[Dataset entries]

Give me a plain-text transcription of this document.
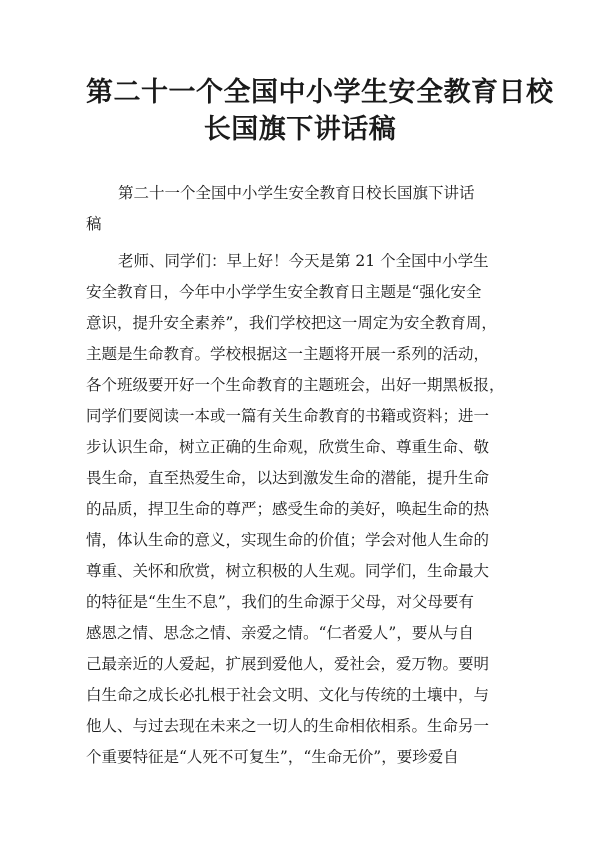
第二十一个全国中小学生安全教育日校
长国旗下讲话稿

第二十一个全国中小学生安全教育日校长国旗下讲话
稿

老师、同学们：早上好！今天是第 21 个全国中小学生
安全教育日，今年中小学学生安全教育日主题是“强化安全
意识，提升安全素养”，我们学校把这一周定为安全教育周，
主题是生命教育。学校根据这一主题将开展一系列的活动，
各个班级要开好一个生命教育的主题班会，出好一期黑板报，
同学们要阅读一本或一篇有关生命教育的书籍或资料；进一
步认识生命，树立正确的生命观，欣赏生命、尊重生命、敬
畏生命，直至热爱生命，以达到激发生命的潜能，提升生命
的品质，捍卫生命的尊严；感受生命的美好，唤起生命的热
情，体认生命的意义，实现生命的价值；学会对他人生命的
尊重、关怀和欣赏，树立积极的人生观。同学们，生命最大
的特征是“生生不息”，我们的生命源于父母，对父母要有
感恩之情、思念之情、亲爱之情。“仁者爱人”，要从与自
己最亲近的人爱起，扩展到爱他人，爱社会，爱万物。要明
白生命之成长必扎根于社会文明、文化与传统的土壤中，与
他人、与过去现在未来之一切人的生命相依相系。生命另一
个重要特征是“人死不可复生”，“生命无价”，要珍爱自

- **What this task involves**: Every entry above needs to be retyped exactly; drop the pictures.

- **Expected answer**:
Give me a plain-text transcription of this document.
第二十一个全国中小学生安全教育日校
长国旗下讲话稿

第二十一个全国中小学生安全教育日校长国旗下讲话
稿

老师、同学们：早上好！今天是第 21 个全国中小学生
安全教育日，今年中小学学生安全教育日主题是“强化安全
意识，提升安全素养”，我们学校把这一周定为安全教育周，
主题是生命教育。学校根据这一主题将开展一系列的活动，
各个班级要开好一个生命教育的主题班会，出好一期黑板报，
同学们要阅读一本或一篇有关生命教育的书籍或资料；进一
步认识生命，树立正确的生命观，欣赏生命、尊重生命、敬
畏生命，直至热爱生命，以达到激发生命的潜能，提升生命
的品质，捍卫生命的尊严；感受生命的美好，唤起生命的热
情，体认生命的意义，实现生命的价值；学会对他人生命的
尊重、关怀和欣赏，树立积极的人生观。同学们，生命最大
的特征是“生生不息”，我们的生命源于父母，对父母要有
感恩之情、思念之情、亲爱之情。“仁者爱人”，要从与自
己最亲近的人爱起，扩展到爱他人，爱社会，爱万物。要明
白生命之成长必扎根于社会文明、文化与传统的土壤中，与
他人、与过去现在未来之一切人的生命相依相系。生命另一
个重要特征是“人死不可复生”，“生命无价”，要珍爱自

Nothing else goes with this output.